# OBJECTIVE:
Pick out the lines below that include the string "minutes".

# RECORDS FOR THE TASK:
+++++

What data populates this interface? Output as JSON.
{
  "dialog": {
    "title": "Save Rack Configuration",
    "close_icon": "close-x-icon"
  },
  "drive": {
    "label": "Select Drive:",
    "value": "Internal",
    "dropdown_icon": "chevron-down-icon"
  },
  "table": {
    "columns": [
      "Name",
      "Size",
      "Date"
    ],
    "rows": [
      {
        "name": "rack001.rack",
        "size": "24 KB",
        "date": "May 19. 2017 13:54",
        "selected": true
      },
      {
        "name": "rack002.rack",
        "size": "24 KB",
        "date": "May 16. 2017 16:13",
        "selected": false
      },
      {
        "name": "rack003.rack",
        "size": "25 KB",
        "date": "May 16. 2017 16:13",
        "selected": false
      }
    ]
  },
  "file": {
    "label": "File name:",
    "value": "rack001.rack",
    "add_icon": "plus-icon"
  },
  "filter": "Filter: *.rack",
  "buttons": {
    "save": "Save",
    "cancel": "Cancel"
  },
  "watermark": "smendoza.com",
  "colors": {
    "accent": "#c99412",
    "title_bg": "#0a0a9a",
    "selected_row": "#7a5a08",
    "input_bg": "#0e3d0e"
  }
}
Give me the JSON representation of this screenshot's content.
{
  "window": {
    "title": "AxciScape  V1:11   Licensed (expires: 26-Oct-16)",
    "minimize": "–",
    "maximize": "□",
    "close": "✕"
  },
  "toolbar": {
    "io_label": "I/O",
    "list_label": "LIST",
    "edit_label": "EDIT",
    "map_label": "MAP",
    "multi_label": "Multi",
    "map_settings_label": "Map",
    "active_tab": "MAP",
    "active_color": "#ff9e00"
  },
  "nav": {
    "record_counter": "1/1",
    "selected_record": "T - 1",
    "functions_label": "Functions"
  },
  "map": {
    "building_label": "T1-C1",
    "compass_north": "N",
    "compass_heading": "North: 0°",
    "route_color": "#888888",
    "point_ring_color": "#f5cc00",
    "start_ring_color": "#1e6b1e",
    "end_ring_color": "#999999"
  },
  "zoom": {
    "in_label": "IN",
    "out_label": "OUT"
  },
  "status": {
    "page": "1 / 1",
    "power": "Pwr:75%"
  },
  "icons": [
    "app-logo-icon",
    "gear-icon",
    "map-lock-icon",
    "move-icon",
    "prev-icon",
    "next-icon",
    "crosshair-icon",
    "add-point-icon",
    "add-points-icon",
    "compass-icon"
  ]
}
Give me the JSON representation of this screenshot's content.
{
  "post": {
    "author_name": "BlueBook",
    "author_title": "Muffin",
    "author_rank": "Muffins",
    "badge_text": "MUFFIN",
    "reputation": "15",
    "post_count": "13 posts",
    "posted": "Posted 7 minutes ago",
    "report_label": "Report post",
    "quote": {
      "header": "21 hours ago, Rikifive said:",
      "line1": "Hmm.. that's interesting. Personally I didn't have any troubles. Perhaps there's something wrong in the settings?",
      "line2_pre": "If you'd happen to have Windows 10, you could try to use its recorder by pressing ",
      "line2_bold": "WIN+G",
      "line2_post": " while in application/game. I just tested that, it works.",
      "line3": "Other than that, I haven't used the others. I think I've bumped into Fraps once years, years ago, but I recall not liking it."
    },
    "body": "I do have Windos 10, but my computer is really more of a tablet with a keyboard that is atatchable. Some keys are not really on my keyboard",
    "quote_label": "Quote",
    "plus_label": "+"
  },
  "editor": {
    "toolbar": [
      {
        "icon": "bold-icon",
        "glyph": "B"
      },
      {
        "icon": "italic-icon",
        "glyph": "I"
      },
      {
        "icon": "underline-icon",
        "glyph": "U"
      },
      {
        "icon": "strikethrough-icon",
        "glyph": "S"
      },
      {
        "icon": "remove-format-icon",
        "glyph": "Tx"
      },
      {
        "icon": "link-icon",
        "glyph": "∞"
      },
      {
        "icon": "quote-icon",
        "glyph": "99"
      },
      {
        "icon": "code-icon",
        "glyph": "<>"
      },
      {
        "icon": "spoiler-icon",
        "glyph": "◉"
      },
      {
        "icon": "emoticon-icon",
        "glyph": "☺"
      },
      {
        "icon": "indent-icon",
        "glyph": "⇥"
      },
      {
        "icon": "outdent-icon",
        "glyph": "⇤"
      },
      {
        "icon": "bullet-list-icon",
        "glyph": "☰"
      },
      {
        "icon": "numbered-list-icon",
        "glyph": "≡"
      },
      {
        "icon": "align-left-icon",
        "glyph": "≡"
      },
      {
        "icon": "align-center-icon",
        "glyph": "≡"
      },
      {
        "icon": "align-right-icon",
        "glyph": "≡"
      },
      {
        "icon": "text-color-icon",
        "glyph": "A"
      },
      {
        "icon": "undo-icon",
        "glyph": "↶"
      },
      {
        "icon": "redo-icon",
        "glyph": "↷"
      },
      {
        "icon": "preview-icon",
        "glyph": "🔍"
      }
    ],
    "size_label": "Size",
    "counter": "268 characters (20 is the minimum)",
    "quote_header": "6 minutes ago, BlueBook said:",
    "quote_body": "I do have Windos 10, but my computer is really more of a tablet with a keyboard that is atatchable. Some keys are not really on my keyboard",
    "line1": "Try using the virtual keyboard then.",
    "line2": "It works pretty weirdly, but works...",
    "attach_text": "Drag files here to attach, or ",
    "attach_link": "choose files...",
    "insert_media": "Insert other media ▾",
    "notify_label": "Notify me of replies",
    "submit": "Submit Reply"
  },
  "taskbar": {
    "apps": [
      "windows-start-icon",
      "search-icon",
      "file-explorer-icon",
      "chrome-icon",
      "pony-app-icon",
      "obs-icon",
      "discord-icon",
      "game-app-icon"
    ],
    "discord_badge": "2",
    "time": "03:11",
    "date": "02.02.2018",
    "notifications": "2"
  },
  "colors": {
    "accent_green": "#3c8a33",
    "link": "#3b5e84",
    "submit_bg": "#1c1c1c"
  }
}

+++++

# CORRECT OUTPUT:
    "posted": "Posted 7 minutes ago",
    "quote_header": "6 minutes ago, BlueBook said:",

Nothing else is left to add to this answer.